● What is being asked:
Copy out exactly the lines from the one containing "Give me the" through the end of the records, and no pictures.

Stored data entries:
-------------------------

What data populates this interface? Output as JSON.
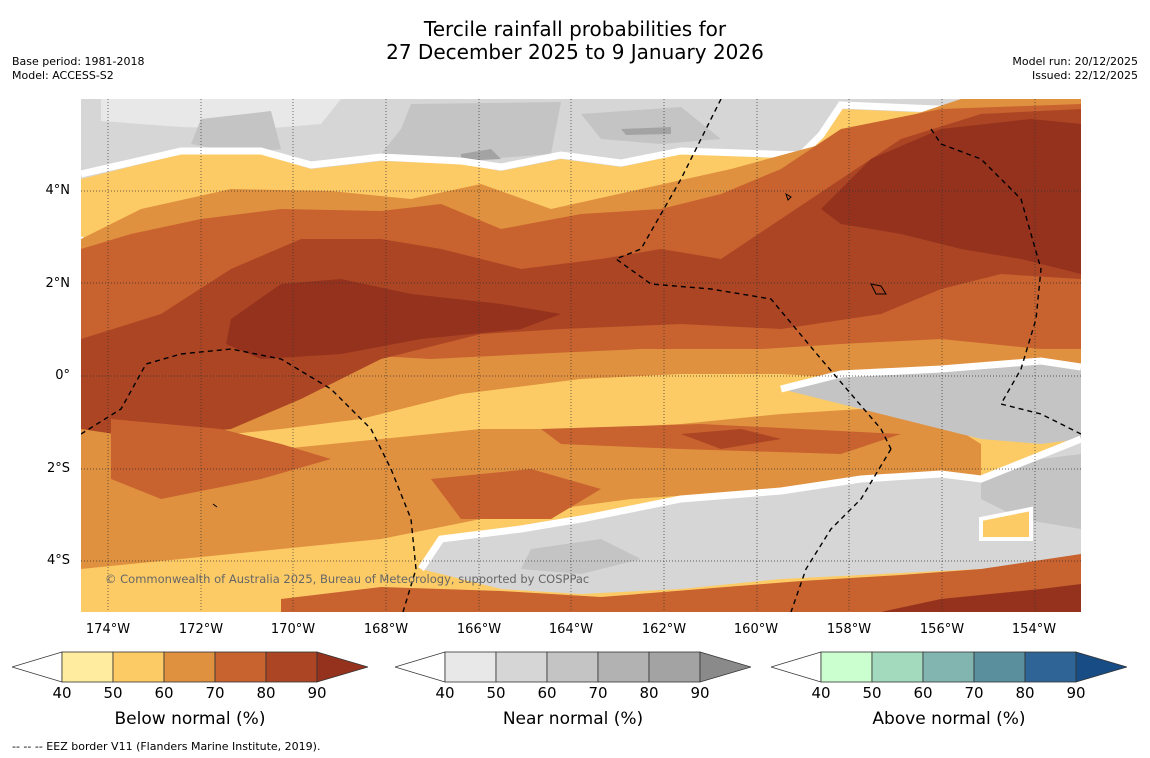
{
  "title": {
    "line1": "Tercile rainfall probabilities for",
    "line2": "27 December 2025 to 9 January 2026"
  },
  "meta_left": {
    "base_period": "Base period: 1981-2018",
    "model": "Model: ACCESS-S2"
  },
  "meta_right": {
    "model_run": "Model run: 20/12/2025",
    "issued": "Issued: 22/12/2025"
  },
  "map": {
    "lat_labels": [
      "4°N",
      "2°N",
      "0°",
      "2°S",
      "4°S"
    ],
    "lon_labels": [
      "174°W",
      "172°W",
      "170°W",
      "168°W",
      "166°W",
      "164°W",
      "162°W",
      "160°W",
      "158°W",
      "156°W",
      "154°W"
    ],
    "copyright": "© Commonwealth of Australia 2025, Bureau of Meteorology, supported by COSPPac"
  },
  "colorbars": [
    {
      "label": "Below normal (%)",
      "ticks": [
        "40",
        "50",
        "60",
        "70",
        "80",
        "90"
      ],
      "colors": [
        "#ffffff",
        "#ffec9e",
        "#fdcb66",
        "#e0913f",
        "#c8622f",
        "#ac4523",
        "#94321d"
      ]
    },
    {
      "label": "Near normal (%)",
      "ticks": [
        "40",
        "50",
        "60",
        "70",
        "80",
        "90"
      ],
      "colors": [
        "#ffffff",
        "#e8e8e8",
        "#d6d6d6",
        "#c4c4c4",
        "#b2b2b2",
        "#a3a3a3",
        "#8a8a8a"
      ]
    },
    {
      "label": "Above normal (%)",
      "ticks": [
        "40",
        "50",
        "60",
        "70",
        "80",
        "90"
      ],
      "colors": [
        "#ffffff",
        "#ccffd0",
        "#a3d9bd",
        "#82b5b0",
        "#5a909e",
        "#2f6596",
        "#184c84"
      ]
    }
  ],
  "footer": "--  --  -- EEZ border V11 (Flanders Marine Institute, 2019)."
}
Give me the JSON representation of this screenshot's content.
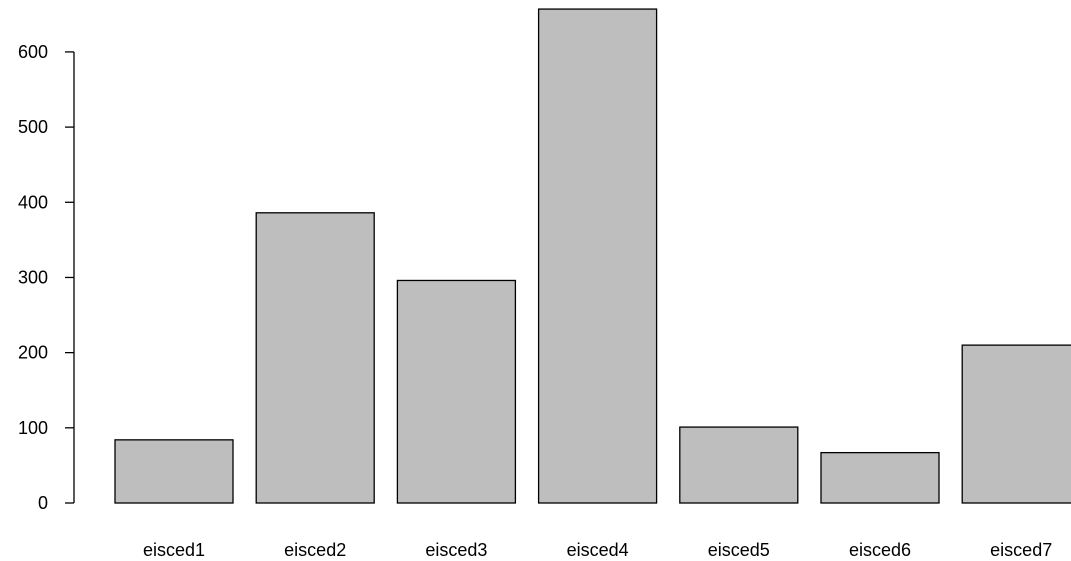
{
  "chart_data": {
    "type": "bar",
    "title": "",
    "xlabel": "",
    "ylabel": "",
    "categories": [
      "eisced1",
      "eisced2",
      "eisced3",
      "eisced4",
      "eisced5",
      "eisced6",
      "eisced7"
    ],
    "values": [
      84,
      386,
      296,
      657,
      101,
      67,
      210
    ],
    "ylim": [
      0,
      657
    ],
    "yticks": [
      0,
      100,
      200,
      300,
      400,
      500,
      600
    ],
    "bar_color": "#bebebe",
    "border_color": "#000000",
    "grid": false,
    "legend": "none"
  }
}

-------------------------

● Task answer:
Give me the JSON representation of this screenshot's content.
{
  "chart_data": {
    "type": "bar",
    "title": "",
    "xlabel": "",
    "ylabel": "",
    "categories": [
      "eisced1",
      "eisced2",
      "eisced3",
      "eisced4",
      "eisced5",
      "eisced6",
      "eisced7"
    ],
    "values": [
      84,
      386,
      296,
      657,
      101,
      67,
      210
    ],
    "ylim": [
      0,
      657
    ],
    "yticks": [
      0,
      100,
      200,
      300,
      400,
      500,
      600
    ],
    "bar_color": "#bebebe",
    "border_color": "#000000",
    "grid": false,
    "legend": "none"
  }
}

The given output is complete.